■ **Task statement**
Determine the number of lines that have the string "Covid" in them, and give only that number.

■ **Stored rows**
▶

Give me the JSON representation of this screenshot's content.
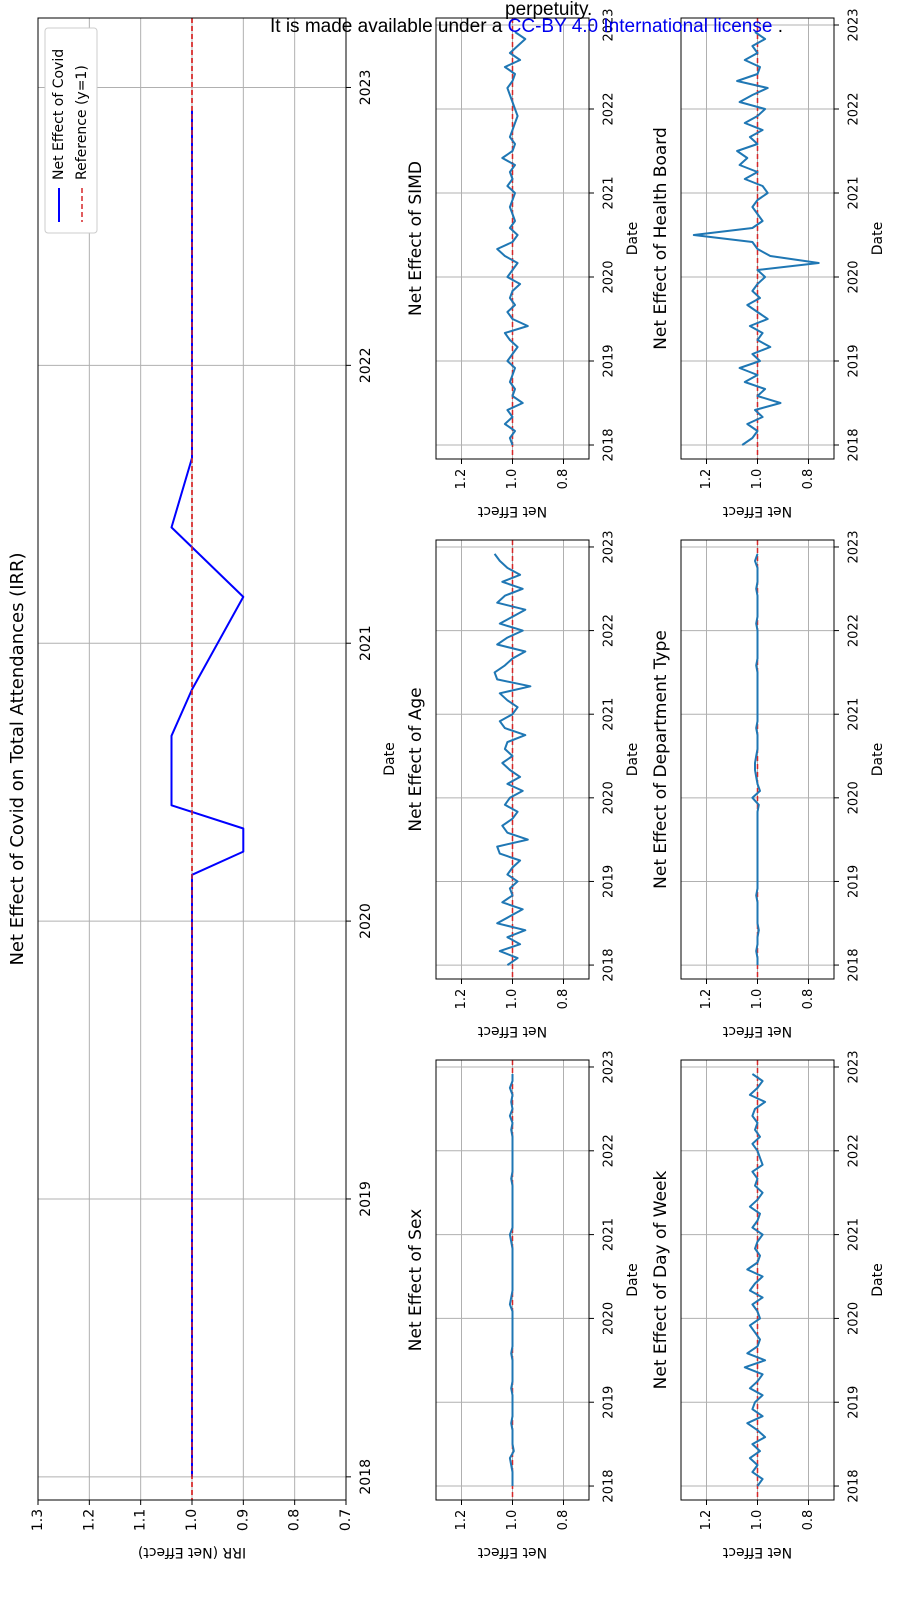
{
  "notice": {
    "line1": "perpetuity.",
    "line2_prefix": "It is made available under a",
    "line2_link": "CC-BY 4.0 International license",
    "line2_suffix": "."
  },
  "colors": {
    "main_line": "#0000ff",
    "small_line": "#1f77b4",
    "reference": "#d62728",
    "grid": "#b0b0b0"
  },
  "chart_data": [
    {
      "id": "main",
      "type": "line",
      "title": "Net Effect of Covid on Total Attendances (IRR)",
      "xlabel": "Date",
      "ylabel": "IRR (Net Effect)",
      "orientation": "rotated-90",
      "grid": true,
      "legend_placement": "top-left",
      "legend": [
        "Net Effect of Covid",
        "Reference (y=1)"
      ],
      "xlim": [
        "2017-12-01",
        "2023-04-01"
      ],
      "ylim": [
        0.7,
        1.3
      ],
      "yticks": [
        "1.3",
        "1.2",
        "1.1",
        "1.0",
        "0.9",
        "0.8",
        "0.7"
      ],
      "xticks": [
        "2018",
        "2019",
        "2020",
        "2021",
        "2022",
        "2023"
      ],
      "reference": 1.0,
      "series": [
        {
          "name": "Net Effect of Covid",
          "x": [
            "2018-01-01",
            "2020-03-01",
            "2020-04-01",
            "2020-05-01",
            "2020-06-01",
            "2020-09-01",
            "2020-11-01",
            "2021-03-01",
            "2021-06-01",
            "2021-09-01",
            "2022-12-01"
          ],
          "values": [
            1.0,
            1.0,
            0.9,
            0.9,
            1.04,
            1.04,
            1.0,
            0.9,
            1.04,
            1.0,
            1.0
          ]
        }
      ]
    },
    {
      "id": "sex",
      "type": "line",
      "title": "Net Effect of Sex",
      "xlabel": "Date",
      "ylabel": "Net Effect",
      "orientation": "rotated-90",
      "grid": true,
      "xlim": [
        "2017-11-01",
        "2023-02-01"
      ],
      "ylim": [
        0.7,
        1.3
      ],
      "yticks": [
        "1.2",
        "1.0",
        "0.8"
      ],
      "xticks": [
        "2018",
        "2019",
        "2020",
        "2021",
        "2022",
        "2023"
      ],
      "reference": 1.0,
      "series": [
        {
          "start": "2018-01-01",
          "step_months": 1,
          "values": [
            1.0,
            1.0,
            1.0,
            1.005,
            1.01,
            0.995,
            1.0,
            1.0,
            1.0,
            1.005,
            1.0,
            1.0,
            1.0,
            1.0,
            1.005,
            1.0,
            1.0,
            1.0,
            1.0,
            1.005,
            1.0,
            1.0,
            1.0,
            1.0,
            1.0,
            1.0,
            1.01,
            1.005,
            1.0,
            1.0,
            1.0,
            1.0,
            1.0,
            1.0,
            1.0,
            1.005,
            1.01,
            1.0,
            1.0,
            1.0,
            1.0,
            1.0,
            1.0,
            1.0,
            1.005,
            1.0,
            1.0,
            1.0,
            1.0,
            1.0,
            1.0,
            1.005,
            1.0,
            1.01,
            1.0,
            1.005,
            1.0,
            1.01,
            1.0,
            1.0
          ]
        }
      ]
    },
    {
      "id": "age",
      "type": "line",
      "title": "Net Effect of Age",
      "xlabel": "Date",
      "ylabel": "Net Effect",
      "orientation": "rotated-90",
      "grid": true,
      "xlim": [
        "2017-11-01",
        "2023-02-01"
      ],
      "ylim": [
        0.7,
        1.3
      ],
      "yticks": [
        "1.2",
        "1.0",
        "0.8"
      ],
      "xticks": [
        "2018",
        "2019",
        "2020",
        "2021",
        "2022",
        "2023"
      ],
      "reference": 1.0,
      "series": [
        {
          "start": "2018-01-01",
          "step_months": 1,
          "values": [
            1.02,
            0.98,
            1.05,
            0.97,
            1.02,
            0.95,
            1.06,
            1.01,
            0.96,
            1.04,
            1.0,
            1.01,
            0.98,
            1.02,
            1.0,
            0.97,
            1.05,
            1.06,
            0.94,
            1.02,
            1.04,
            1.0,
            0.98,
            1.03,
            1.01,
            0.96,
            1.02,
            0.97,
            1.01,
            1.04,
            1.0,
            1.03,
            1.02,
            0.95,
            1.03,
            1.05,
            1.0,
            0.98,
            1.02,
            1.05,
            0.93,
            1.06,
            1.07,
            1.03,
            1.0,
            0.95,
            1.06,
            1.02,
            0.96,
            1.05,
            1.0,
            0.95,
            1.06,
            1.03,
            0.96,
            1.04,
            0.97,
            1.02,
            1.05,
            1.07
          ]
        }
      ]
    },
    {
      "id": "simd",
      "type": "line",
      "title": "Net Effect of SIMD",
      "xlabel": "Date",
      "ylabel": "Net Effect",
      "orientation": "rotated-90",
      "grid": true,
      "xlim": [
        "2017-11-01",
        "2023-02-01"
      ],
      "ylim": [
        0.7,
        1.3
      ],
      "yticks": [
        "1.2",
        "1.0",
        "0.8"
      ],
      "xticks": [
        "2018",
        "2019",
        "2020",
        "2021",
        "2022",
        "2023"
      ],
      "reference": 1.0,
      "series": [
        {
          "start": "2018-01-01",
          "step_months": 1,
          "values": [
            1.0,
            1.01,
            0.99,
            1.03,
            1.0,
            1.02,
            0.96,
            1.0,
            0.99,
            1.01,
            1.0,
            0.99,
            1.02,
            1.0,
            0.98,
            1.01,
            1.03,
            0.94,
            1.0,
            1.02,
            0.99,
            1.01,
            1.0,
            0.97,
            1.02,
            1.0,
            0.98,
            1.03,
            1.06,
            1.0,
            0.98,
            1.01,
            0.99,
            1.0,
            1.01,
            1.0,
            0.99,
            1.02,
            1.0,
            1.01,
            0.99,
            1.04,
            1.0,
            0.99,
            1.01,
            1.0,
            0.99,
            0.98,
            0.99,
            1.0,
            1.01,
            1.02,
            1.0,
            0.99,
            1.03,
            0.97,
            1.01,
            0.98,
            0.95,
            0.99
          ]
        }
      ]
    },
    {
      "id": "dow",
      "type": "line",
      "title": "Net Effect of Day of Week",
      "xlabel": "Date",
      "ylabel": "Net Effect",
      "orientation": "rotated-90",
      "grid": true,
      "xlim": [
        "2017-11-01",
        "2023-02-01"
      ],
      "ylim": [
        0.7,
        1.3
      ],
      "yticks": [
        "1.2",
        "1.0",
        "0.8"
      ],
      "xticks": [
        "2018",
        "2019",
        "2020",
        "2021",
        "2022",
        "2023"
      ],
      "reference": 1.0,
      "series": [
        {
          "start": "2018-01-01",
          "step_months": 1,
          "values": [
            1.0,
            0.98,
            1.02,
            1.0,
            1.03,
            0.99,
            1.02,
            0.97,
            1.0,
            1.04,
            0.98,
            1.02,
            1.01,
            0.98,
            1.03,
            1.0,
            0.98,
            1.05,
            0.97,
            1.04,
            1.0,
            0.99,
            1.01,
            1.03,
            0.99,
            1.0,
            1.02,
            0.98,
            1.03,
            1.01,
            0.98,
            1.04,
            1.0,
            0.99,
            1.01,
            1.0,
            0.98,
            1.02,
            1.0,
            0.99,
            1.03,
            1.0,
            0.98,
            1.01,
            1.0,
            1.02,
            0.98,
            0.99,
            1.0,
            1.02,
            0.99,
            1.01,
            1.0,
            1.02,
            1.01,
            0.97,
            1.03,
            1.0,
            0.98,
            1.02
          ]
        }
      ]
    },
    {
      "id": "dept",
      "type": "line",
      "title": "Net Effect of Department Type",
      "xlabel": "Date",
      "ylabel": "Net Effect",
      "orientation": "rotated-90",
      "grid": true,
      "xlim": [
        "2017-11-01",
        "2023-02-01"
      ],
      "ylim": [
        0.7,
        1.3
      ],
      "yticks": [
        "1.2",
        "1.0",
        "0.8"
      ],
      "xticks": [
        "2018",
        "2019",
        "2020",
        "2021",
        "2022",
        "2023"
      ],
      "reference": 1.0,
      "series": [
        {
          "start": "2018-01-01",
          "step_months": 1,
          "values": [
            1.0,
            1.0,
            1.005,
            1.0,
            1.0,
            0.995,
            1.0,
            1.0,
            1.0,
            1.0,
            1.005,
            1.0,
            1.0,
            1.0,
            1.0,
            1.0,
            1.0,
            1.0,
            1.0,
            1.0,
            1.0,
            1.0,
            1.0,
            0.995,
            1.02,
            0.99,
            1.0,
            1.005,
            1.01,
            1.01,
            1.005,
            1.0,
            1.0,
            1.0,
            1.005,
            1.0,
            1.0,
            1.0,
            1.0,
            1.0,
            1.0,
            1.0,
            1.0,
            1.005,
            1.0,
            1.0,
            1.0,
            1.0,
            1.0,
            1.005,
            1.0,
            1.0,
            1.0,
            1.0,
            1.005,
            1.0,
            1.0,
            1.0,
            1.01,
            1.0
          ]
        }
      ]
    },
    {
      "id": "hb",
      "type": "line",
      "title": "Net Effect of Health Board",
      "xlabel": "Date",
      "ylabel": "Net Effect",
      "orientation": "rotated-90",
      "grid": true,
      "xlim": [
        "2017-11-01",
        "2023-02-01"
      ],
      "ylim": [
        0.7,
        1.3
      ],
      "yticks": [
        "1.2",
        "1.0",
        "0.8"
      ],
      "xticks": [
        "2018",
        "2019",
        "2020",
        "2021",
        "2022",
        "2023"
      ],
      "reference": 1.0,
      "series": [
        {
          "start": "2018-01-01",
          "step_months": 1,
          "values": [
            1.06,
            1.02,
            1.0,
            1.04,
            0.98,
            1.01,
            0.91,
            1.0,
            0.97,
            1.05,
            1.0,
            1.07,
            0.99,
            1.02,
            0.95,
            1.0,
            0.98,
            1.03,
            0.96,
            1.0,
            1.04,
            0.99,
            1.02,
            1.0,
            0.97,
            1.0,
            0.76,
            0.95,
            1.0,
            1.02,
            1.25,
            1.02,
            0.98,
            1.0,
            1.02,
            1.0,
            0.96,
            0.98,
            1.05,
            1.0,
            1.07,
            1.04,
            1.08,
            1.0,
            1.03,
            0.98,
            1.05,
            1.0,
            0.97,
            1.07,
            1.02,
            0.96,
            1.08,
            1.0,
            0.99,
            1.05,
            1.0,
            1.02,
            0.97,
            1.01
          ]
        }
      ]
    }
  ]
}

◀

■ **Expected answer**
3